### DATA IN THIS EXERCISE

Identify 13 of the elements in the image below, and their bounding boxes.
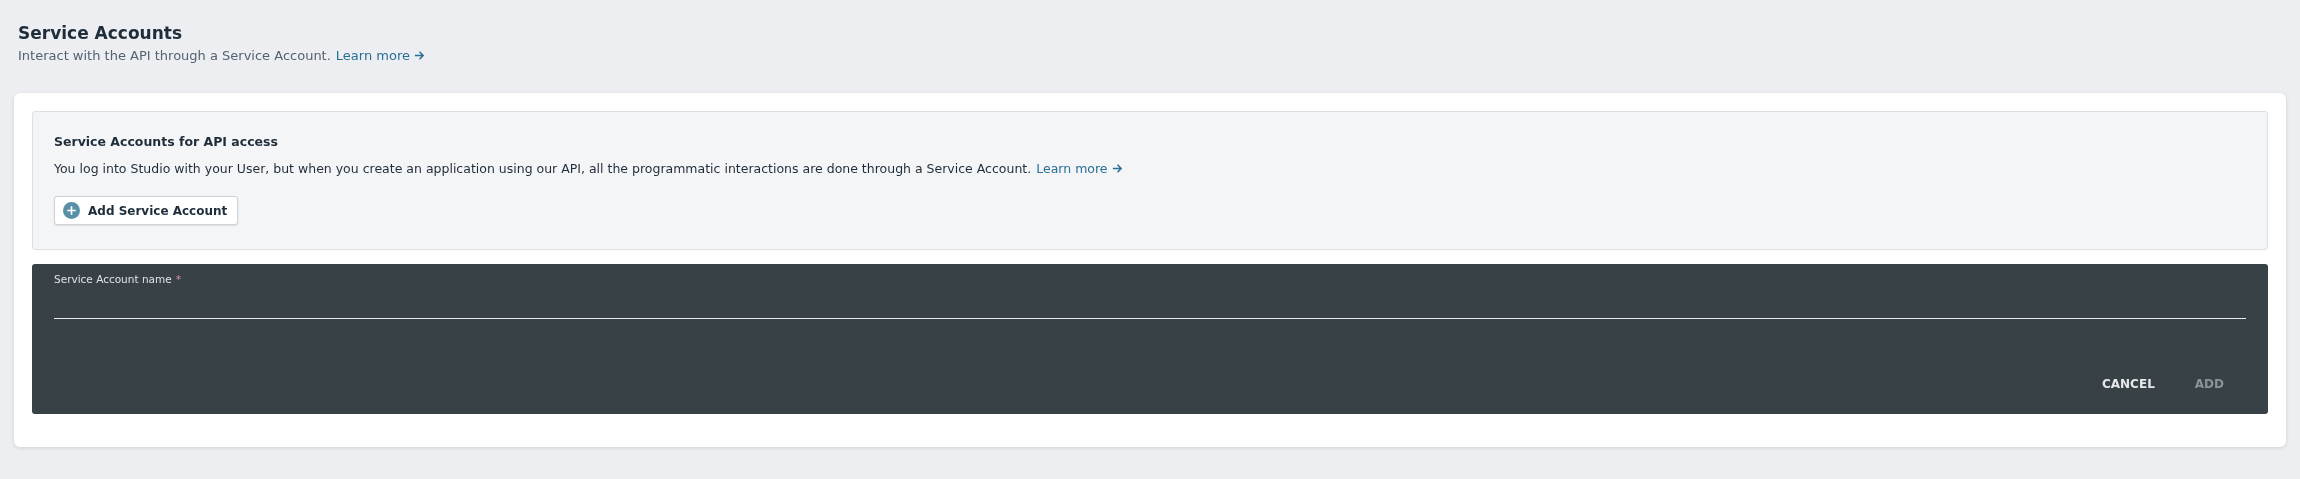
arrow-right-icon xyxy=(1111,163,1123,174)
panel-title: Service Accounts for API access xyxy=(54,134,279,149)
learn-more-link[interactable]: Learn more xyxy=(1036,161,1123,176)
page-title: Service Accounts xyxy=(18,22,184,44)
page-subtitle: Interact with the API through a Service Account. xyxy=(18,48,331,63)
plus-circle-icon xyxy=(63,202,80,219)
field-label: Service Account name xyxy=(54,273,172,285)
action-button[interactable]: CANCEL xyxy=(2092,371,2165,397)
learn-more-link[interactable]: Learn more xyxy=(335,48,425,63)
add-service-account-button[interactable]: Add Service Account xyxy=(54,196,239,225)
arrow-right-icon xyxy=(414,50,425,61)
panel-description: You log into Studio with your User, but when you create an application using our API, all the programmatic interactions are done through a Service Account. xyxy=(54,161,1032,176)
required-mark: * xyxy=(175,273,182,286)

######

• _PROBLEM REQUIREMENTS_
Convert the rows above into a numbered list, leaving out blank lines and the picture.

• _SOLUTION FOR THIS EXERCISE_
1. Identify 13 of the elements in the image below, and their bounding boxes.
2. arrow-right-icon xyxy=(1111,163,1123,174)
3. panel-title: Service Accounts for API access xyxy=(54,134,279,149)
4. learn-more-link[interactable]: Learn more xyxy=(1036,161,1123,176)
5. page-title: Service Accounts xyxy=(18,22,184,44)
6. page-subtitle: Interact with the API through a Service Account. xyxy=(18,48,331,63)
7. plus-circle-icon xyxy=(63,202,80,219)
8. field-label: Service Account name xyxy=(54,273,172,285)
9. action-button[interactable]: CANCEL xyxy=(2092,371,2165,397)
10. learn-more-link[interactable]: Learn more xyxy=(335,48,425,63)
11. add-service-account-button[interactable]: Add Service Account xyxy=(54,196,239,225)
12. arrow-right-icon xyxy=(414,50,425,61)
13. panel-description: You log into Studio with your User, but when you create an application using our API, all the programmatic interactions are done through a Service Account. xyxy=(54,161,1032,176)
14. required-mark: * xyxy=(175,273,182,286)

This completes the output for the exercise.